**Text segment**
If you ask a loan officer, "What kind of lender is best?" it is going to
be whatever kind of company he works for and he will give you a list of
reasons why. If you meet the same loan officer years later, and he works
for a different kind of lender, he will give you a list of reasons why
that type of lender is better.
Realtors will also have differing opinions, and their opinions have
changed over time. In the past, it seemed like most would often
recommend portfolio lenders. Now they usually recommend mortgage bankers
and mortgage brokers. Most often they direct you to a specific loan
officer who has demonstrated a track record of service and reliability.
This article discusses the advantages and disadvantage of different
types of institutions, not the individual loan officers. However, it
is often more important to choose the correct loan officer, not the
institution. The loan officer has many responsibilities, one of which is
to act as your representative and advocate to the lender he works for or
the institutions he brokers loans to. You want someone who has proven
dependable and ethical in the past.
Regarding the institutions, the truth of the matter is that each type of
lender has strengths and weaknesses. This does not even take into
account the variety of other factors that influence whether a lender is
"good" or "bad." Quality can vary, depending on the loan officer, the
support staff, which branch or office you are obtaining your loan from,
and a variety of other factors.
PORTFOLIO LENDERS
Savings & Loans are quite often portfolio lenders, as are some banks.
Portfolio lenders generally promote their own portfolio loans, which are
usually adjustable rate loans. They will often pay more compensation to
their loan officers for originating a portfolio product than for
originating a fixed rate loan. You may also find that they are not as
competitive as mortgage bankers and brokers in the fixed rate loan
market.
However, it is often easier to qualify for a portfolio loan, so
borrowers who may not qualify for a fixed rate loan may be able to
obtain a loan from a portfolio lender. A borrower may be able to qualify
for a larger loan from a portfolio lender than he could obtain from a
fixed rate lender.
Portfolio lenders also can serve as "niche" lenders because certain
things are more important to them than meeting the more standardized
underwriting guidelines of a mortgage banker. An example would be a
savings & loan which is more concerned with an individual's savings
history than being able to fully document income, among others things.
If you apply for a loan with a portfolio lender and you are declined,
you usually have to start the process over with a new company.
MORTGAGE BANKERS
If we are talking about the larger mortgage bankers, you can count on
them having several strengths. For the biggest ones, you will recognize
the "brand name."
Usually, they are much better at promoting special first time buyer
programs offered by states and local governments, that have lower
interest rates and costs than the current market rate. These programs
are often available to buyers who have not owned a home in the last
three years and fall within certain income guidelines.
Mortgage bankers may have problems just because they are "too big" or
they may operate like well oiled machines.
If you are buying a home and you need a VA or FHA loan and the
development you are buying in has not yet been approved, they will be
better at getting it approved than other lenders.
If your home loan is declined for some reason, many mortgage bankers
allow their loan officers to broker the loan to another institution.
However, because your loan officer is so used to promoting the company's
product, he may not be familiar with which institution may be the best
one to submit your loan to. Another reason is because wholesale lenders
do not expect to get many loans from direct mortgage bankers, so they do
not expend much marketing effort on them.

**Material provided**

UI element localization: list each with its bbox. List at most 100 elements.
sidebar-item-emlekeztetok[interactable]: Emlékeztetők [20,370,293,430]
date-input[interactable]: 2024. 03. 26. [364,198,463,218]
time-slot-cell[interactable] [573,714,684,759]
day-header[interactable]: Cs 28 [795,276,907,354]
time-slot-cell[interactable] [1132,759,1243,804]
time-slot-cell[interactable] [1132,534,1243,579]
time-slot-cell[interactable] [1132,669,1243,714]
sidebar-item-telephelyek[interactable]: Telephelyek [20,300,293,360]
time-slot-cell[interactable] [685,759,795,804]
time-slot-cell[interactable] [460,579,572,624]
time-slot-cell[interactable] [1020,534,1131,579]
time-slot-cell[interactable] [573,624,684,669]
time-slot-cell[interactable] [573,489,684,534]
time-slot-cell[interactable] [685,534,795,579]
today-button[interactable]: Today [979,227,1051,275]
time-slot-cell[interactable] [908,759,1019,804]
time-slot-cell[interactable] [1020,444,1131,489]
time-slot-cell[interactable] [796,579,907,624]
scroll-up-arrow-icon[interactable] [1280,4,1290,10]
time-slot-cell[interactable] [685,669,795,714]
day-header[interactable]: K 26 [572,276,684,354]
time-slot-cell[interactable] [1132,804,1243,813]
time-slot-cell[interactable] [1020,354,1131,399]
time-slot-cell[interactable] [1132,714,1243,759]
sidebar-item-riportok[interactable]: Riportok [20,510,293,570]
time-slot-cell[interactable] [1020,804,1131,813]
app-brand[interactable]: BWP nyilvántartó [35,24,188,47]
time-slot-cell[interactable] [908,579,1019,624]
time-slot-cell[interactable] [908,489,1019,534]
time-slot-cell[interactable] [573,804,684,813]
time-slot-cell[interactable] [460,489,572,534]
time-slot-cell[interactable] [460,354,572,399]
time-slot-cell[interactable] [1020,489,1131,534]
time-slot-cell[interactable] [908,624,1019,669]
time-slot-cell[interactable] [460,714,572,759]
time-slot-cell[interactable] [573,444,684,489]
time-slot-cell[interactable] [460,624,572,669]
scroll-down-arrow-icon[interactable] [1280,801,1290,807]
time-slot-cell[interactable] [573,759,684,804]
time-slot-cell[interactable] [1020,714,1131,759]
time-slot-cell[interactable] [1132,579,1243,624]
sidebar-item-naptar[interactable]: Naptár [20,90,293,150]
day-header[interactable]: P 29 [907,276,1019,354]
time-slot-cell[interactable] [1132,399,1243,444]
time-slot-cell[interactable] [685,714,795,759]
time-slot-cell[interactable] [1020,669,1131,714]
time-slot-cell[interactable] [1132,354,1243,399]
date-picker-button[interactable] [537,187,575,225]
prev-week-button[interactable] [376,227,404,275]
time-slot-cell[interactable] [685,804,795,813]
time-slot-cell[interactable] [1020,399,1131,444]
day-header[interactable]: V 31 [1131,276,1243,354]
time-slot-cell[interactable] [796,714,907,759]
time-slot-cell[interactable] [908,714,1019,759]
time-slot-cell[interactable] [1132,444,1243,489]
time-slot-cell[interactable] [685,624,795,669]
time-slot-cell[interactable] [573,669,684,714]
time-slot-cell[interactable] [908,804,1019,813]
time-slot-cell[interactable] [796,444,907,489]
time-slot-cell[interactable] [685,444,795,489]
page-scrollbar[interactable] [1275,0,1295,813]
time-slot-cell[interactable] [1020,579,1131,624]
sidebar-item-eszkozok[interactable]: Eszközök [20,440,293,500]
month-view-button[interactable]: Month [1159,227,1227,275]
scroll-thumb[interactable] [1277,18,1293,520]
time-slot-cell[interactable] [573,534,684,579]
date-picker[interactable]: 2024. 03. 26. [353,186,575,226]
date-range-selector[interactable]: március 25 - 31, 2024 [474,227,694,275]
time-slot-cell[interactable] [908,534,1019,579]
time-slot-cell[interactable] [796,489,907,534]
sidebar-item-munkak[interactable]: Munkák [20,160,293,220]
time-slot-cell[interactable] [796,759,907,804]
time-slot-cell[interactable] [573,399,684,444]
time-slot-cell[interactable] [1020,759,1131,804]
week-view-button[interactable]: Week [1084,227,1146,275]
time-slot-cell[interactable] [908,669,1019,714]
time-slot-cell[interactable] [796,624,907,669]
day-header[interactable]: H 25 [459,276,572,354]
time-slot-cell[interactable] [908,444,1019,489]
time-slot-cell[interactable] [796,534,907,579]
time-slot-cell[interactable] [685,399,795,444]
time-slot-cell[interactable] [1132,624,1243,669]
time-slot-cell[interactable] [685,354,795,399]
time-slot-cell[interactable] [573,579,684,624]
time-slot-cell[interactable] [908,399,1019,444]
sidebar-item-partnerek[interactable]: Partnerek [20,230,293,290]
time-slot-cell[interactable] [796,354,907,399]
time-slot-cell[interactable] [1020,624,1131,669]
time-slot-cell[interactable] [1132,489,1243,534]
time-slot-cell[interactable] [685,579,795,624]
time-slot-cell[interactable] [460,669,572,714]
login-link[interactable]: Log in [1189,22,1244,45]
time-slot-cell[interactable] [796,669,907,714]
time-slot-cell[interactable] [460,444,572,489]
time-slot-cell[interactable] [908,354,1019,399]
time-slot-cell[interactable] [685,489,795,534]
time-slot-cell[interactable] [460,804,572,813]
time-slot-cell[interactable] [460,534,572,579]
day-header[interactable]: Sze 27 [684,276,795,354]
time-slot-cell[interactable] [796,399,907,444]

**Aim**
Extend the article on choosing a mortgage lender, starting after its final sentence about wholesale lenders not marketing to direct mortgage bankers.

**Answer to the task**
BANKS and SAVINGS & LOANS
Their major strength is that you will recognize their name. In addition,
they will usually be operating as a mortgage banker. a portfolio lender,
or both, and have the same weaknesses and strengths.
MORTGAGE BROKERS
The major strength of mortgage brokers is that they can shop the
wholesale lenders for which lender has the best rate much easier than a
borrower can on his own. They also learn the "hot points" of certain
wholesale lenders and can hand-pick the lender for a borrower which may
be unique in some way. He will be able to advise you whether your loan
should be submitted to a portfolio lender or a mortgage banker. Another
advantage is that, if a loan gets declined for some reason, they can
simply repackage the loan and submit it to another wholesale lender.
One additional advantage is that mortgage brokers tend to attract a high
number of the most qualified loan officers. This is not universal.
Mortgage brokers also serve as the training ground for those just
entering the business. If you have a new loan officer and there is
something unique about you or the property you are buying, there could
be a problem on the horizon that an experienced loan officer would have
anticipated.
A disadvantage is that mortgage brokers sometimes attract the greediest
loan officers, too. They may charge you more on your loan which would
then nullify the ability of the mortgage broker being able to "shop" for
the lowest rate.
WHOLESALE LENDERS
Borrowers cannot get access to the wholesale divisions of mortgage
bankers and portfolio lenders without going through a broker.
When Realtors or Builders Recommend a Lender
If your Realtor or builder make a suggestion for a lender, be sure to
talk to that lender. One reason Realtors and builders make suggestions
has to do with the fact that they have regular dealings with this lender
and have come to expect a certain amount of reliability. Reliability is
extremely important to all parties involved in a real estate
transaction.
On the other hand, a recent trend in mortgage lending has been for real
estate companies and builders to own their own mortgage companies or
create "controlled business arrangements" (CBA's) in order to increase
their profitability. These mortgage brokers sometimes become used to
having what is essentially a "captured market" and may not necessarily
offer you the lowest rates or costs.
Some real estate companies also offer different types of incentives to
their Realtors to recommend their company-owned mortgage and escrow
companies or lenders with whom they have CBA's. Dealing with one of
these lenders is not necessarily a bad thing, though. The builder or
real estate company often feel they have more ability to expedite
matters when they own the company or have a controlled business
relationship. They cannot usually influence the underwriting decision,
but they can sometimes cut through "red tape" to handle problems or
speed up the process. Builders are especially forceful on having you use
their lender. One reason is that there are certain intricacies in
dealing with new homes. If you use a loan officer who usually deals with
refinances or resale home loans, he may not even be aware of how
different it is to close a mortgage on a new home and this can lead to
problems or delays.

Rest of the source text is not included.